"""
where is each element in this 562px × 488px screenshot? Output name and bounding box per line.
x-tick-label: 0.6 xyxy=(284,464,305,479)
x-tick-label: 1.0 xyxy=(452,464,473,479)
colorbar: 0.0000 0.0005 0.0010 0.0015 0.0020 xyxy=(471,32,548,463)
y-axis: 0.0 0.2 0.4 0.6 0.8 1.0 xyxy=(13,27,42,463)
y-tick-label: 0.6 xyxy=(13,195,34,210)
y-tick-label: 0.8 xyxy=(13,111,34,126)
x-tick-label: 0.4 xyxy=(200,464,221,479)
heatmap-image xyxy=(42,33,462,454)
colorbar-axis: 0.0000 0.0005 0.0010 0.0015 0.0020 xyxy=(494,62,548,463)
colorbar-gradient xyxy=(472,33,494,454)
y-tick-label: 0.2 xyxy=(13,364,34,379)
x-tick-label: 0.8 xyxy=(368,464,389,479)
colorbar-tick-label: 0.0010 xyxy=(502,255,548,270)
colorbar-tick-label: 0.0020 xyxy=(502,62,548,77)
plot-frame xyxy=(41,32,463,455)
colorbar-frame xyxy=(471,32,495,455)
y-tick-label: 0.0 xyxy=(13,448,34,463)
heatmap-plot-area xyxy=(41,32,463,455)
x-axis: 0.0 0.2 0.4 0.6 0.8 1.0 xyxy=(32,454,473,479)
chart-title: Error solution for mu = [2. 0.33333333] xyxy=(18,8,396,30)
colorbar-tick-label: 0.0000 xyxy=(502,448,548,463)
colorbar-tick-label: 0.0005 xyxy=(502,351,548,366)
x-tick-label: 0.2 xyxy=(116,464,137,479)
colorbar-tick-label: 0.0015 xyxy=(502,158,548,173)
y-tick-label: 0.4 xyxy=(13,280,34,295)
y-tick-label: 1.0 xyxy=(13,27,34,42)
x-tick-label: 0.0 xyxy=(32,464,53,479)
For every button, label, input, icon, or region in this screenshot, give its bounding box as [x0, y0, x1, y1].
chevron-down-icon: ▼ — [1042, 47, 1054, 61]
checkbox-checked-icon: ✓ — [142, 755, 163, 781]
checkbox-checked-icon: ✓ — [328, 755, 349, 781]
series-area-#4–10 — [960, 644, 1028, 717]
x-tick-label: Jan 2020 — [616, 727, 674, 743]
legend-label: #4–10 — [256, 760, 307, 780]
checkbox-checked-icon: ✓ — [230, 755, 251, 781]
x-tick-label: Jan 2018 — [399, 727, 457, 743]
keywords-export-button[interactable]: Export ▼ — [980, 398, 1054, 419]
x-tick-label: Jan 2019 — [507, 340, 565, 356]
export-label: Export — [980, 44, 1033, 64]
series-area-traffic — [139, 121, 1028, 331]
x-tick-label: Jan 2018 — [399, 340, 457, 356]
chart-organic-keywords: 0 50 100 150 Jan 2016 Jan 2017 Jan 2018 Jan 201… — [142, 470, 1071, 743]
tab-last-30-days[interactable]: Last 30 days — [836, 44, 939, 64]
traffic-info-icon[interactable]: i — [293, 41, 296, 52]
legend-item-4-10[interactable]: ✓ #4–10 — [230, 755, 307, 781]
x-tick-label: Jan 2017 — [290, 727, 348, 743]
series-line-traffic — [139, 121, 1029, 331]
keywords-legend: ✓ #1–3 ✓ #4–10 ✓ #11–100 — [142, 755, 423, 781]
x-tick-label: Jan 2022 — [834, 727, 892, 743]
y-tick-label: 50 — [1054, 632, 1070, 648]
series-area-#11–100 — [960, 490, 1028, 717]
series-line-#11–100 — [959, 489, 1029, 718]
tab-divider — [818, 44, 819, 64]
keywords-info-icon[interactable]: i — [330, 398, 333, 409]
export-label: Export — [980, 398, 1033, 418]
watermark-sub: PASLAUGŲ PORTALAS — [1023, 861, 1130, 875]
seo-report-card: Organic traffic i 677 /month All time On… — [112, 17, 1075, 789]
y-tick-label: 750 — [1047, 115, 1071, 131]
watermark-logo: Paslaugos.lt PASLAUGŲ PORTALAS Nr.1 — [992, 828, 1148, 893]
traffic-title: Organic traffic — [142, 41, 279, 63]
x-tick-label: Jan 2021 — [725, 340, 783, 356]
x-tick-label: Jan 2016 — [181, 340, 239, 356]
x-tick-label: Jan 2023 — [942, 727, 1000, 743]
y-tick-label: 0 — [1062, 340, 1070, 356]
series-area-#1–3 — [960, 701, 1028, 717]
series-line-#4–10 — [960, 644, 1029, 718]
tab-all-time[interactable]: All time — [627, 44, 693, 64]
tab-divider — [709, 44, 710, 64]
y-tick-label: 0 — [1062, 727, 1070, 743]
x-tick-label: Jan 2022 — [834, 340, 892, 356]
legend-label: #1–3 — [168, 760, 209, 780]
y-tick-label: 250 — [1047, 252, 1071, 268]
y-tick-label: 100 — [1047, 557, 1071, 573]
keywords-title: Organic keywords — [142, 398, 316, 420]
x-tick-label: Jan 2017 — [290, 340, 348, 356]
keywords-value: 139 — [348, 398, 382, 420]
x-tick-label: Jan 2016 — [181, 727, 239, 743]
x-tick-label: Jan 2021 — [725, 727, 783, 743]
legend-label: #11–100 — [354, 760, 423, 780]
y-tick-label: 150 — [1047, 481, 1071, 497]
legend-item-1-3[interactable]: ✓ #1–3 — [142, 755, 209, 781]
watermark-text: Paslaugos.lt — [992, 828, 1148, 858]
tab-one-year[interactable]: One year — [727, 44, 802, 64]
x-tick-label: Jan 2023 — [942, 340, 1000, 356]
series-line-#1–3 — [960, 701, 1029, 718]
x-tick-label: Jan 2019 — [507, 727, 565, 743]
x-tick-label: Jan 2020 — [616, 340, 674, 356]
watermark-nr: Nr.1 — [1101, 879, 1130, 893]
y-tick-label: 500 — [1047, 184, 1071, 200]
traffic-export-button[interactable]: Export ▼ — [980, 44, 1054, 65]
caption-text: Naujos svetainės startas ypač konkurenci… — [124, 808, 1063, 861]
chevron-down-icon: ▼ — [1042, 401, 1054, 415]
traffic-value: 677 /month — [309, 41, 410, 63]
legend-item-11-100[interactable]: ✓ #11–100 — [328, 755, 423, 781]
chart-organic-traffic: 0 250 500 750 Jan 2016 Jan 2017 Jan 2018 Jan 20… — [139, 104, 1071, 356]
"""
Convert all of the rows above into a single numbered list, omitting any blank lines.

1. where is each element in this 562px × 488px screenshot? Output name and bounding box per line.
2. x-tick-label: 0.6 xyxy=(284,464,305,479)
3. x-tick-label: 1.0 xyxy=(452,464,473,479)
4. colorbar: 0.0000 0.0005 0.0010 0.0015 0.0020 xyxy=(471,32,548,463)
5. y-axis: 0.0 0.2 0.4 0.6 0.8 1.0 xyxy=(13,27,42,463)
6. y-tick-label: 0.6 xyxy=(13,195,34,210)
7. y-tick-label: 0.8 xyxy=(13,111,34,126)
8. x-tick-label: 0.4 xyxy=(200,464,221,479)
9. heatmap-image xyxy=(42,33,462,454)
10. colorbar-axis: 0.0000 0.0005 0.0010 0.0015 0.0020 xyxy=(494,62,548,463)
11. colorbar-gradient xyxy=(472,33,494,454)
12. y-tick-label: 0.2 xyxy=(13,364,34,379)
13. x-tick-label: 0.8 xyxy=(368,464,389,479)
14. colorbar-tick-label: 0.0010 xyxy=(502,255,548,270)
15. colorbar-tick-label: 0.0020 xyxy=(502,62,548,77)
16. plot-frame xyxy=(41,32,463,455)
17. colorbar-frame xyxy=(471,32,495,455)
18. y-tick-label: 0.0 xyxy=(13,448,34,463)
19. heatmap-plot-area xyxy=(41,32,463,455)
20. x-axis: 0.0 0.2 0.4 0.6 0.8 1.0 xyxy=(32,454,473,479)
21. chart-title: Error solution for mu = [2. 0.33333333] xyxy=(18,8,396,30)
22. colorbar-tick-label: 0.0000 xyxy=(502,448,548,463)
23. colorbar-tick-label: 0.0005 xyxy=(502,351,548,366)
24. x-tick-label: 0.2 xyxy=(116,464,137,479)
25. colorbar-tick-label: 0.0015 xyxy=(502,158,548,173)
26. y-tick-label: 0.4 xyxy=(13,280,34,295)
27. y-tick-label: 1.0 xyxy=(13,27,34,42)
28. x-tick-label: 0.0 xyxy=(32,464,53,479)
29. For every button, label, input, icon, or region in this screenshot, give its bounding box as [x0, y0, x1, y1].
30. chevron-down-icon: ▼ — [1042, 47, 1054, 61]
31. checkbox-checked-icon: ✓ — [142, 755, 163, 781]
32. checkbox-checked-icon: ✓ — [328, 755, 349, 781]
33. series-area-#4–10 — [960, 644, 1028, 717]
34. x-tick-label: Jan 2020 — [616, 727, 674, 743]
35. legend-label: #4–10 — [256, 760, 307, 780]
36. checkbox-checked-icon: ✓ — [230, 755, 251, 781]
37. x-tick-label: Jan 2018 — [399, 727, 457, 743]
38. keywords-export-button[interactable]: Export ▼ — [980, 398, 1054, 419]
39. x-tick-label: Jan 2019 — [507, 340, 565, 356]
40. export-label: Export — [980, 44, 1033, 64]
41. series-area-traffic — [139, 121, 1028, 331]
42. x-tick-label: Jan 2018 — [399, 340, 457, 356]
43. chart-organic-keywords: 0 50 100 150 Jan 2016 Jan 2017 Jan 2018 Jan 201… — [142, 470, 1071, 743]
44. tab-last-30-days[interactable]: Last 30 days — [836, 44, 939, 64]
45. traffic-info-icon[interactable]: i — [293, 41, 296, 52]
46. legend-item-4-10[interactable]: ✓ #4–10 — [230, 755, 307, 781]
47. x-tick-label: Jan 2017 — [290, 727, 348, 743]
48. series-line-traffic — [139, 121, 1029, 331]
49. keywords-legend: ✓ #1–3 ✓ #4–10 ✓ #11–100 — [142, 755, 423, 781]
50. x-tick-label: Jan 2022 — [834, 727, 892, 743]
51. y-tick-label: 50 — [1054, 632, 1070, 648]
52. series-area-#11–100 — [960, 490, 1028, 717]
53. series-line-#11–100 — [959, 489, 1029, 718]
54. tab-divider — [818, 44, 819, 64]
55. keywords-info-icon[interactable]: i — [330, 398, 333, 409]
56. export-label: Export — [980, 398, 1033, 418]
57. watermark-sub: PASLAUGŲ PORTALAS — [1023, 861, 1130, 875]
58. seo-report-card: Organic traffic i 677 /month All time On… — [112, 17, 1075, 789]
59. y-tick-label: 750 — [1047, 115, 1071, 131]
60. watermark-logo: Paslaugos.lt PASLAUGŲ PORTALAS Nr.1 — [992, 828, 1148, 893]
61. traffic-title: Organic traffic — [142, 41, 279, 63]
62. x-tick-label: Jan 2021 — [725, 340, 783, 356]
63. x-tick-label: Jan 2016 — [181, 340, 239, 356]
64. x-tick-label: Jan 2023 — [942, 727, 1000, 743]
65. y-tick-label: 0 — [1062, 340, 1070, 356]
66. series-area-#1–3 — [960, 701, 1028, 717]
67. series-line-#4–10 — [960, 644, 1029, 718]
68. tab-all-time[interactable]: All time — [627, 44, 693, 64]
69. tab-divider — [709, 44, 710, 64]
70. y-tick-label: 0 — [1062, 727, 1070, 743]
71. x-tick-label: Jan 2022 — [834, 340, 892, 356]
72. legend-label: #1–3 — [168, 760, 209, 780]
73. y-tick-label: 250 — [1047, 252, 1071, 268]
74. y-tick-label: 100 — [1047, 557, 1071, 573]
75. keywords-title: Organic keywords — [142, 398, 316, 420]
76. x-tick-label: Jan 2017 — [290, 340, 348, 356]
77. keywords-value: 139 — [348, 398, 382, 420]
78. x-tick-label: Jan 2016 — [181, 727, 239, 743]
79. x-tick-label: Jan 2021 — [725, 727, 783, 743]
80. legend-label: #11–100 — [354, 760, 423, 780]
81. y-tick-label: 150 — [1047, 481, 1071, 497]
82. legend-item-1-3[interactable]: ✓ #1–3 — [142, 755, 209, 781]
83. watermark-text: Paslaugos.lt — [992, 828, 1148, 858]
84. tab-one-year[interactable]: One year — [727, 44, 802, 64]
85. x-tick-label: Jan 2023 — [942, 340, 1000, 356]
86. series-line-#1–3 — [960, 701, 1029, 718]
87. x-tick-label: Jan 2019 — [507, 727, 565, 743]
88. x-tick-label: Jan 2020 — [616, 340, 674, 356]
89. watermark-nr: Nr.1 — [1101, 879, 1130, 893]
90. y-tick-label: 500 — [1047, 184, 1071, 200]
91. traffic-export-button[interactable]: Export ▼ — [980, 44, 1054, 65]
92. caption-text: Naujos svetainės startas ypač konkurenci… — [124, 808, 1063, 861]
93. chevron-down-icon: ▼ — [1042, 401, 1054, 415]
94. traffic-value: 677 /month — [309, 41, 410, 63]
95. legend-item-11-100[interactable]: ✓ #11–100 — [328, 755, 423, 781]
96. chart-organic-traffic: 0 250 500 750 Jan 2016 Jan 2017 Jan 2018 Jan 20… — [139, 104, 1071, 356]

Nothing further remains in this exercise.